- **EXERCISE GOAL**: Reproduce all of the data exactly, with no line skipped.

Stored items from a collection
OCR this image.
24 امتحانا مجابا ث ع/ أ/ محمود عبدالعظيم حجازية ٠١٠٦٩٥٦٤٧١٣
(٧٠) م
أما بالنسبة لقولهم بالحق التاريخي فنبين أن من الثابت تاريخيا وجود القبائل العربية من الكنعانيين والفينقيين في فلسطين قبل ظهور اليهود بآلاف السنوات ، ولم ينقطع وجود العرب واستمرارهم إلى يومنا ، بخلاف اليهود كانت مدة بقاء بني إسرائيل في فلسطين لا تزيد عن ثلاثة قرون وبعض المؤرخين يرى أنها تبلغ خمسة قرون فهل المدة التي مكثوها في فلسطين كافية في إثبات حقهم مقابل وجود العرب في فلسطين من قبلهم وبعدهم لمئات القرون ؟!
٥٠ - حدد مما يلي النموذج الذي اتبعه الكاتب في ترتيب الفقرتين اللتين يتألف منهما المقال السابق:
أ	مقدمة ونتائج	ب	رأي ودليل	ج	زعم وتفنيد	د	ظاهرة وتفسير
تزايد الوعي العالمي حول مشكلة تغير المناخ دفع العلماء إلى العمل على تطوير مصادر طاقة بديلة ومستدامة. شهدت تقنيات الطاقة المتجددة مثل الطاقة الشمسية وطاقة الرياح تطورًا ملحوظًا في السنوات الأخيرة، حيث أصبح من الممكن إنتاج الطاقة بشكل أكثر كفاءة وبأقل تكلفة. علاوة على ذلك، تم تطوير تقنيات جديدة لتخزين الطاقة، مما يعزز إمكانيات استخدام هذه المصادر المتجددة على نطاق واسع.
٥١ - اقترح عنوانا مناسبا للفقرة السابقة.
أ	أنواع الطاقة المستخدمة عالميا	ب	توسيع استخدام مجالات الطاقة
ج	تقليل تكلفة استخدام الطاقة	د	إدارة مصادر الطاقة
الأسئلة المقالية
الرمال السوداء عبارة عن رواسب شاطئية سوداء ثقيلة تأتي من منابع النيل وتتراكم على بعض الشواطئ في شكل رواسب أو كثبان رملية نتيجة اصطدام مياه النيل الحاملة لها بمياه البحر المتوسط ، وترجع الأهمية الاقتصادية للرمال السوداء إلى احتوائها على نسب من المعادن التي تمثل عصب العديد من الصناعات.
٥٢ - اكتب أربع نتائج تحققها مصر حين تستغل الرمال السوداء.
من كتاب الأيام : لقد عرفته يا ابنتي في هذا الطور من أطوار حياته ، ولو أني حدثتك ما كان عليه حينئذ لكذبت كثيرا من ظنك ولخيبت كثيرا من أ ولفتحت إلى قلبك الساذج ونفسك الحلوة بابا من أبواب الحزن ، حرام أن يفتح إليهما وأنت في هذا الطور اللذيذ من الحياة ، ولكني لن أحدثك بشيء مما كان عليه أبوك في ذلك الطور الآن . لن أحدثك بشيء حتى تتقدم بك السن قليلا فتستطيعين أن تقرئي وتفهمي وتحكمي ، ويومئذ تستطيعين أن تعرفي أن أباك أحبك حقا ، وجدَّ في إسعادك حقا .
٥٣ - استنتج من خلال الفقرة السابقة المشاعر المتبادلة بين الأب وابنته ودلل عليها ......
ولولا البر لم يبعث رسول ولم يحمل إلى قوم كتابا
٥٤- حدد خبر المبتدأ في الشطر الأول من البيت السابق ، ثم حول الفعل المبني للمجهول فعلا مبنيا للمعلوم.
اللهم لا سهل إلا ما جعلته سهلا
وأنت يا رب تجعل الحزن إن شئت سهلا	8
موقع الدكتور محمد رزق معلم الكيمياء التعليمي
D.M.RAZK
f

- **RESPONSE TO THE TASK**:
OCR this image.
24 امتحانا مجابا ث ع/ أ/ محمود عبدالعظيم حجازية ٠١٠٦٩٥٦٤٧١٣
(٧٠) م
أما بالنسبة لقولهم بالحق التاريخي فنبين أن من الثابت تاريخيا وجود القبائل العربية من الكنعانيين والفينقيين في فلسطين قبل ظهور اليهود بآلاف السنوات ، ولم ينقطع وجود العرب واستمرارهم إلى يومنا ، بخلاف اليهود كانت مدة بقاء بني إسرائيل في فلسطين لا تزيد عن ثلاثة قرون وبعض المؤرخين يرى أنها تبلغ خمسة قرون فهل المدة التي مكثوها في فلسطين كافية في إثبات حقهم مقابل وجود العرب في فلسطين من قبلهم وبعدهم لمئات القرون ؟!
٥٠ - حدد مما يلي النموذج الذي اتبعه الكاتب في ترتيب الفقرتين اللتين يتألف منهما المقال السابق:
أ	مقدمة ونتائج	ب	رأي ودليل	ج	زعم وتفنيد	د	ظاهرة وتفسير
تزايد الوعي العالمي حول مشكلة تغير المناخ دفع العلماء إلى العمل على تطوير مصادر طاقة بديلة ومستدامة. شهدت تقنيات الطاقة المتجددة مثل الطاقة الشمسية وطاقة الرياح تطورًا ملحوظًا في السنوات الأخيرة، حيث أصبح من الممكن إنتاج الطاقة بشكل أكثر كفاءة وبأقل تكلفة. علاوة على ذلك، تم تطوير تقنيات جديدة لتخزين الطاقة، مما يعزز إمكانيات استخدام هذه المصادر المتجددة على نطاق واسع.
٥١ - اقترح عنوانا مناسبا للفقرة السابقة.
أ	أنواع الطاقة المستخدمة عالميا	ب	توسيع استخدام مجالات الطاقة
ج	تقليل تكلفة استخدام الطاقة	د	إدارة مصادر الطاقة
الأسئلة المقالية
الرمال السوداء عبارة عن رواسب شاطئية سوداء ثقيلة تأتي من منابع النيل وتتراكم على بعض الشواطئ في شكل رواسب أو كثبان رملية نتيجة اصطدام مياه النيل الحاملة لها بمياه البحر المتوسط ، وترجع الأهمية الاقتصادية للرمال السوداء إلى احتوائها على نسب من المعادن التي تمثل عصب العديد من الصناعات.
٥٢ - اكتب أربع نتائج تحققها مصر حين تستغل الرمال السوداء.
من كتاب الأيام : لقد عرفته يا ابنتي في هذا الطور من أطوار حياته ، ولو أني حدثتك ما كان عليه حينئذ لكذبت كثيرا من ظنك ولخيبت كثيرا من أ ولفتحت إلى قلبك الساذج ونفسك الحلوة بابا من أبواب الحزن ، حرام أن يفتح إليهما وأنت في هذا الطور اللذيذ من الحياة ، ولكني لن أحدثك بشيء مما كان عليه أبوك في ذلك الطور الآن . لن أحدثك بشيء حتى تتقدم بك السن قليلا فتستطيعين أن تقرئي وتفهمي وتحكمي ، ويومئذ تستطيعين أن تعرفي أن أباك أحبك حقا ، وجدَّ في إسعادك حقا .
٥٣ - استنتج من خلال الفقرة السابقة المشاعر المتبادلة بين الأب وابنته ودلل عليها ......
ولولا البر لم يبعث رسول ولم يحمل إلى قوم كتابا
٥٤- حدد خبر المبتدأ في الشطر الأول من البيت السابق ، ثم حول الفعل المبني للمجهول فعلا مبنيا للمعلوم.
اللهم لا سهل إلا ما جعلته سهلا
وأنت يا رب تجعل الحزن إن شئت سهلا	8
موقع الدكتور محمد رزق معلم الكيمياء التعليمي
D.M.RAZK
f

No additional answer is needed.